> Task statement
Set down the full listing exactly, character for character.

Dataset items:
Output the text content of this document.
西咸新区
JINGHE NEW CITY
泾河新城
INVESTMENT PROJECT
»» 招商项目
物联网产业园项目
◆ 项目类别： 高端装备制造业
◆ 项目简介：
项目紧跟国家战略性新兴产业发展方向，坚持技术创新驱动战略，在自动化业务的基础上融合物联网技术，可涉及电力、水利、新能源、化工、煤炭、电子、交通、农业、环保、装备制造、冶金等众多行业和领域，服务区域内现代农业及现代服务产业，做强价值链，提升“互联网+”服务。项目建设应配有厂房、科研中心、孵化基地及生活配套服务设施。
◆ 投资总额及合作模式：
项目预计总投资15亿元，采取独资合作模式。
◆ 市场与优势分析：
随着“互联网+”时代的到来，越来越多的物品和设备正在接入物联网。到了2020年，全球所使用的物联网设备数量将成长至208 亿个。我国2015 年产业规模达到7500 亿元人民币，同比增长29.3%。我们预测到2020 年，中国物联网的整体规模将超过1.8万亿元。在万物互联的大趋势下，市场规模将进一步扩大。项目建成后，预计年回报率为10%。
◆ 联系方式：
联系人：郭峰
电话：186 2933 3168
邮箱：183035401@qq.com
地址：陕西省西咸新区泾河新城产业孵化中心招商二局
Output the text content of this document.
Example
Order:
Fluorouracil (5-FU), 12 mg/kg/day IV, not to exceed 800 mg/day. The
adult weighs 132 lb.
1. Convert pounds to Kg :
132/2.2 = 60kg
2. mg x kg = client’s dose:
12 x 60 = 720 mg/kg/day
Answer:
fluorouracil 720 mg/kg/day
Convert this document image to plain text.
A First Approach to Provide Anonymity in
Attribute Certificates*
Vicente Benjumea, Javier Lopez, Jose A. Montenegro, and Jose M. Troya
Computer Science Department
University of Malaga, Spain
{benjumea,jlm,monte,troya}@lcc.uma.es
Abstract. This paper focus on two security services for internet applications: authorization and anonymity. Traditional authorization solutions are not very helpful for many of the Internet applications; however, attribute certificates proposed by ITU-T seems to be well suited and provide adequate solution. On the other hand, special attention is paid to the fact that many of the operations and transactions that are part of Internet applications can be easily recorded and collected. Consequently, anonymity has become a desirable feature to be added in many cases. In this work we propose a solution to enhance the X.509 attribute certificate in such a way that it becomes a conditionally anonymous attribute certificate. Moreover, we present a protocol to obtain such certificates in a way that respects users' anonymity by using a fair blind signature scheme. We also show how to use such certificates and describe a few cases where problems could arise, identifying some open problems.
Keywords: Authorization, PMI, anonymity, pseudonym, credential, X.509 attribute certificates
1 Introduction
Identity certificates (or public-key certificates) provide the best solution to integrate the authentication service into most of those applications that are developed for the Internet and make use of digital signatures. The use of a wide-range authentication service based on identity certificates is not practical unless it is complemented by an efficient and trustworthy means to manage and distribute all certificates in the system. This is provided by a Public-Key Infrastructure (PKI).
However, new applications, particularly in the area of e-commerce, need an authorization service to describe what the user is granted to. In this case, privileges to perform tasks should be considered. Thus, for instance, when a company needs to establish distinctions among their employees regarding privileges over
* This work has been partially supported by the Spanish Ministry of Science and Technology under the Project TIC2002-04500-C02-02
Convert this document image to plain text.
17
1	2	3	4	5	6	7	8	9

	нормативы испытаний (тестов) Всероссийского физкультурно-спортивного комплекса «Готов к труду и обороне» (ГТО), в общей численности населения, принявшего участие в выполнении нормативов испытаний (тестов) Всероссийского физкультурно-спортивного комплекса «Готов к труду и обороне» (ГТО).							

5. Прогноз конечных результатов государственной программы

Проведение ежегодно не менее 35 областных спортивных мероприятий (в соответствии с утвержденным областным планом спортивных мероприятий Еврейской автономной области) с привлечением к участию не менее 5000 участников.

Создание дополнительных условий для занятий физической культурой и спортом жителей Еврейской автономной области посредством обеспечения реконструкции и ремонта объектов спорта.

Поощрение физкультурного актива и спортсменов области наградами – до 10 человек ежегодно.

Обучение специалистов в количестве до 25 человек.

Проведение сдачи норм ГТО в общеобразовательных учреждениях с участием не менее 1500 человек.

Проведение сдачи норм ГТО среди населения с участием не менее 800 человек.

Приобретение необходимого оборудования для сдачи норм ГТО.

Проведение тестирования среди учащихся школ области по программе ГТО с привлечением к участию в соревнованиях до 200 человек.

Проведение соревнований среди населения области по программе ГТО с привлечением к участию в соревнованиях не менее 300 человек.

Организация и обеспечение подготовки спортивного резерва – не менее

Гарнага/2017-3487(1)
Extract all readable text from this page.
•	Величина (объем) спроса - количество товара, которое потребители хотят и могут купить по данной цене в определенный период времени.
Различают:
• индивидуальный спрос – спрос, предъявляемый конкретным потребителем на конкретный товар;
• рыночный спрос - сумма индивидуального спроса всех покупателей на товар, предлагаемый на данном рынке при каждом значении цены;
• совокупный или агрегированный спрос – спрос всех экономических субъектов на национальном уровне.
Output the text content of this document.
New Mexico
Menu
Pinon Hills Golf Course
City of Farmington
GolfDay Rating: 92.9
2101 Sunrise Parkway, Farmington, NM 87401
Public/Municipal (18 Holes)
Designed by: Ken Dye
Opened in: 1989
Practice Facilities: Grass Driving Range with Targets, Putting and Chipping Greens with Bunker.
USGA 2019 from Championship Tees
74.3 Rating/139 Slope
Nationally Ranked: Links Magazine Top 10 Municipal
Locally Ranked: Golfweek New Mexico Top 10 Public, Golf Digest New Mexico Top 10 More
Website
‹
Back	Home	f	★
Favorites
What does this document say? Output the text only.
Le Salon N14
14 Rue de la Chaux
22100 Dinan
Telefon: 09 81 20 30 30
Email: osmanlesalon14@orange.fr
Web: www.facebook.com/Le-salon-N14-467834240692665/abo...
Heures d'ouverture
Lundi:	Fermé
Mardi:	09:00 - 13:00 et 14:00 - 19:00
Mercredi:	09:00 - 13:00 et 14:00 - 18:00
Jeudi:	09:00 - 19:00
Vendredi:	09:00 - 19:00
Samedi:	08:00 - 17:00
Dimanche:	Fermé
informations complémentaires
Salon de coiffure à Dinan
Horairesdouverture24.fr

> Written response
Output the text content of this document.
西咸新区
JINGHE NEW CITY
泾河新城
INVESTMENT PROJECT
»» 招商项目
物联网产业园项目
◆ 项目类别： 高端装备制造业
◆ 项目简介：
项目紧跟国家战略性新兴产业发展方向，坚持技术创新驱动战略，在自动化业务的基础上融合物联网技术，可涉及电力、水利、新能源、化工、煤炭、电子、交通、农业、环保、装备制造、冶金等众多行业和领域，服务区域内现代农业及现代服务产业，做强价值链，提升“互联网+”服务。项目建设应配有厂房、科研中心、孵化基地及生活配套服务设施。
◆ 投资总额及合作模式：
项目预计总投资15亿元，采取独资合作模式。
◆ 市场与优势分析：
随着“互联网+”时代的到来，越来越多的物品和设备正在接入物联网。到了2020年，全球所使用的物联网设备数量将成长至208 亿个。我国2015 年产业规模达到7500 亿元人民币，同比增长29.3%。我们预测到2020 年，中国物联网的整体规模将超过1.8万亿元。在万物互联的大趋势下，市场规模将进一步扩大。项目建成后，预计年回报率为10%。
◆ 联系方式：
联系人：郭峰
电话：186 2933 3168
邮箱：183035401@qq.com
地址：陕西省西咸新区泾河新城产业孵化中心招商二局
Output the text content of this document.
Example
Order:
Fluorouracil (5-FU), 12 mg/kg/day IV, not to exceed 800 mg/day. The
adult weighs 132 lb.
1. Convert pounds to Kg :
132/2.2 = 60kg
2. mg x kg = client’s dose:
12 x 60 = 720 mg/kg/day
Answer:
fluorouracil 720 mg/kg/day
Convert this document image to plain text.
A First Approach to Provide Anonymity in
Attribute Certificates*
Vicente Benjumea, Javier Lopez, Jose A. Montenegro, and Jose M. Troya
Computer Science Department
University of Malaga, Spain
{benjumea,jlm,monte,troya}@lcc.uma.es
Abstract. This paper focus on two security services for internet applications: authorization and anonymity. Traditional authorization solutions are not very helpful for many of the Internet applications; however, attribute certificates proposed by ITU-T seems to be well suited and provide adequate solution. On the other hand, special attention is paid to the fact that many of the operations and transactions that are part of Internet applications can be easily recorded and collected. Consequently, anonymity has become a desirable feature to be added in many cases. In this work we propose a solution to enhance the X.509 attribute certificate in such a way that it becomes a conditionally anonymous attribute certificate. Moreover, we present a protocol to obtain such certificates in a way that respects users' anonymity by using a fair blind signature scheme. We also show how to use such certificates and describe a few cases where problems could arise, identifying some open problems.
Keywords: Authorization, PMI, anonymity, pseudonym, credential, X.509 attribute certificates
1 Introduction
Identity certificates (or public-key certificates) provide the best solution to integrate the authentication service into most of those applications that are developed for the Internet and make use of digital signatures. The use of a wide-range authentication service based on identity certificates is not practical unless it is complemented by an efficient and trustworthy means to manage and distribute all certificates in the system. This is provided by a Public-Key Infrastructure (PKI).
However, new applications, particularly in the area of e-commerce, need an authorization service to describe what the user is granted to. In this case, privileges to perform tasks should be considered. Thus, for instance, when a company needs to establish distinctions among their employees regarding privileges over
* This work has been partially supported by the Spanish Ministry of Science and Technology under the Project TIC2002-04500-C02-02
Convert this document image to plain text.
17
1	2	3	4	5	6	7	8	9

	нормативы испытаний (тестов) Всероссийского физкультурно-спортивного комплекса «Готов к труду и обороне» (ГТО), в общей численности населения, принявшего участие в выполнении нормативов испытаний (тестов) Всероссийского физкультурно-спортивного комплекса «Готов к труду и обороне» (ГТО).							

5. Прогноз конечных результатов государственной программы

Проведение ежегодно не менее 35 областных спортивных мероприятий (в соответствии с утвержденным областным планом спортивных мероприятий Еврейской автономной области) с привлечением к участию не менее 5000 участников.

Создание дополнительных условий для занятий физической культурой и спортом жителей Еврейской автономной области посредством обеспечения реконструкции и ремонта объектов спорта.

Поощрение физкультурного актива и спортсменов области наградами – до 10 человек ежегодно.

Обучение специалистов в количестве до 25 человек.

Проведение сдачи норм ГТО в общеобразовательных учреждениях с участием не менее 1500 человек.

Проведение сдачи норм ГТО среди населения с участием не менее 800 человек.

Приобретение необходимого оборудования для сдачи норм ГТО.

Проведение тестирования среди учащихся школ области по программе ГТО с привлечением к участию в соревнованиях до 200 человек.

Проведение соревнований среди населения области по программе ГТО с привлечением к участию в соревнованиях не менее 300 человек.

Организация и обеспечение подготовки спортивного резерва – не менее

Гарнага/2017-3487(1)
Extract all readable text from this page.
•	Величина (объем) спроса - количество товара, которое потребители хотят и могут купить по данной цене в определенный период времени.
Различают:
• индивидуальный спрос – спрос, предъявляемый конкретным потребителем на конкретный товар;
• рыночный спрос - сумма индивидуального спроса всех покупателей на товар, предлагаемый на данном рынке при каждом значении цены;
• совокупный или агрегированный спрос – спрос всех экономических субъектов на национальном уровне.
Output the text content of this document.
New Mexico
Menu
Pinon Hills Golf Course
City of Farmington
GolfDay Rating: 92.9
2101 Sunrise Parkway, Farmington, NM 87401
Public/Municipal (18 Holes)
Designed by: Ken Dye
Opened in: 1989
Practice Facilities: Grass Driving Range with Targets, Putting and Chipping Greens with Bunker.
USGA 2019 from Championship Tees
74.3 Rating/139 Slope
Nationally Ranked: Links Magazine Top 10 Municipal
Locally Ranked: Golfweek New Mexico Top 10 Public, Golf Digest New Mexico Top 10 More
Website
‹
Back	Home	f	★
Favorites
What does this document say? Output the text only.
Le Salon N14
14 Rue de la Chaux
22100 Dinan
Telefon: 09 81 20 30 30
Email: osmanlesalon14@orange.fr
Web: www.facebook.com/Le-salon-N14-467834240692665/abo...
Heures d'ouverture
Lundi:	Fermé
Mardi:	09:00 - 13:00 et 14:00 - 19:00
Mercredi:	09:00 - 13:00 et 14:00 - 18:00
Jeudi:	09:00 - 19:00
Vendredi:	09:00 - 19:00
Samedi:	08:00 - 17:00
Dimanche:	Fermé
informations complémentaires
Salon de coiffure à Dinan
Horairesdouverture24.fr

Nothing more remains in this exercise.